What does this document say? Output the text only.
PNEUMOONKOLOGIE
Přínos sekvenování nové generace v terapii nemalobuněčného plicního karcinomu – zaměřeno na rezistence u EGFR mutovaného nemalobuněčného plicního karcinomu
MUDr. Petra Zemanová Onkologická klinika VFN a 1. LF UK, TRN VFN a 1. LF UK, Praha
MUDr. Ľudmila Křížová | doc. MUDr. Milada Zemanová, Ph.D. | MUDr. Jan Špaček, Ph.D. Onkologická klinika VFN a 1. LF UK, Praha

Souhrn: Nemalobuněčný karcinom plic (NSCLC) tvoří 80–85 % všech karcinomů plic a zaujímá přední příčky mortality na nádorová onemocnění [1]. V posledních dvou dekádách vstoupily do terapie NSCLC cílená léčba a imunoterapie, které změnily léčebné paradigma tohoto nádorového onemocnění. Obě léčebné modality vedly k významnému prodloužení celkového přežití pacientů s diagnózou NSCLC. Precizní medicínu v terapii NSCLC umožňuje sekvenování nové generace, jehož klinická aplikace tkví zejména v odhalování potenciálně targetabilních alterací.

--

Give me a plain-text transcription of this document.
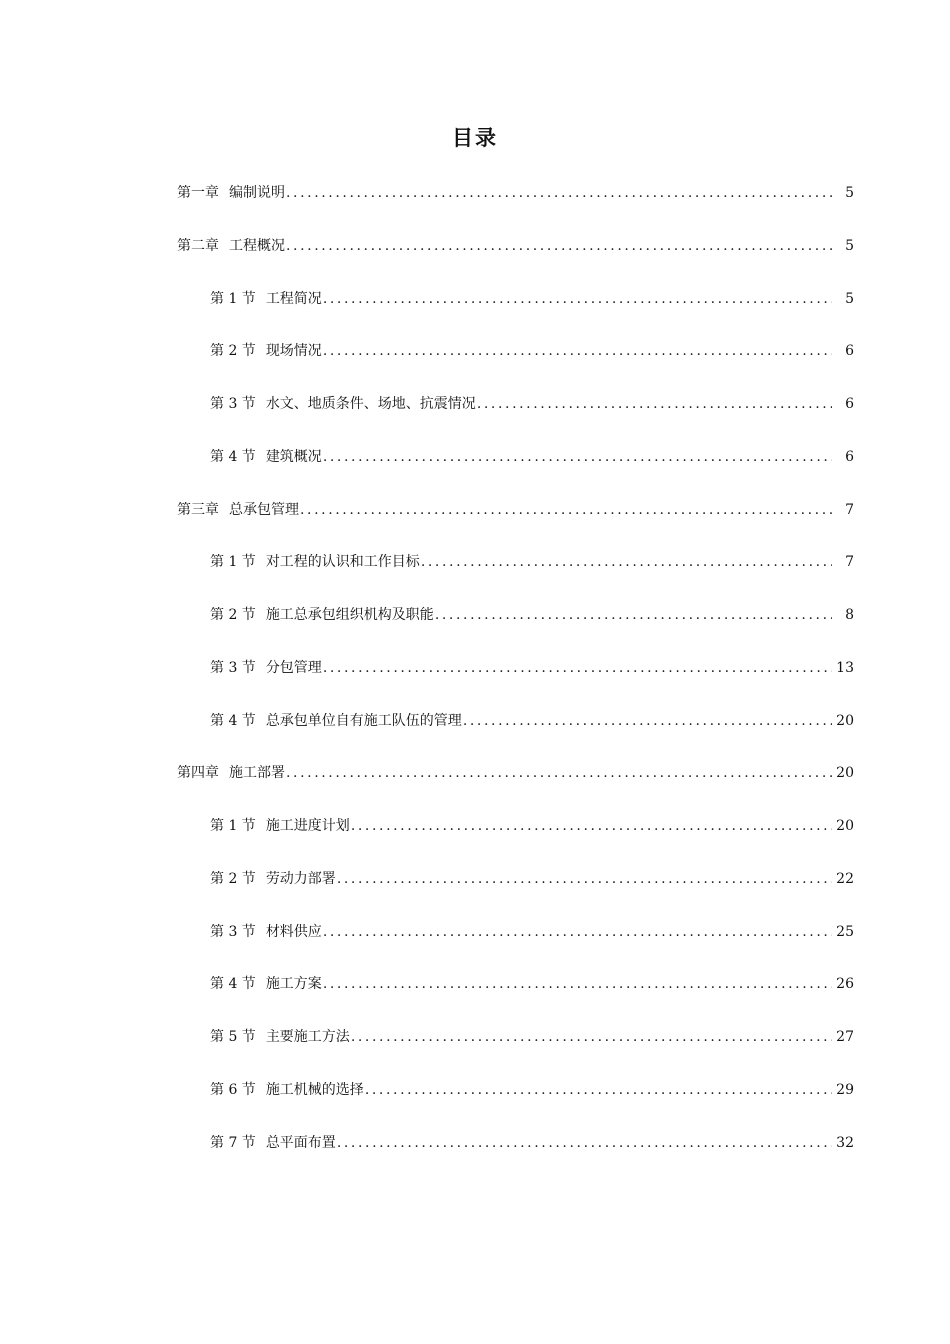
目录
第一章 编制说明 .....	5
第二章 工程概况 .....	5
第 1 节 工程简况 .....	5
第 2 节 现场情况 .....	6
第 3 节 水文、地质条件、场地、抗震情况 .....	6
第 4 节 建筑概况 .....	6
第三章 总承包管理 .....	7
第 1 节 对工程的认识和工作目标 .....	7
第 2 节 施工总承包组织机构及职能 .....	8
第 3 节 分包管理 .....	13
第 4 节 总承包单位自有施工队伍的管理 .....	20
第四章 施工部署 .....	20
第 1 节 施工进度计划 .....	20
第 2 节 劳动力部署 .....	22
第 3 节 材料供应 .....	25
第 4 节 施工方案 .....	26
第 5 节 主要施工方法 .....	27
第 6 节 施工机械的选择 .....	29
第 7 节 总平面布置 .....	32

What is being asked ->
Where a line of the entries contains the word "Zemanová", copy that line.

Written solution ->
MUDr. Petra Zemanová Onkologická klinika VFN a 1. LF UK, TRN VFN a 1. LF UK, Praha
MUDr. Ľudmila Křížová | doc. MUDr. Milada Zemanová, Ph.D. | MUDr. Jan Špaček, Ph.D. Onkologická klinika VFN a 1. LF UK, Praha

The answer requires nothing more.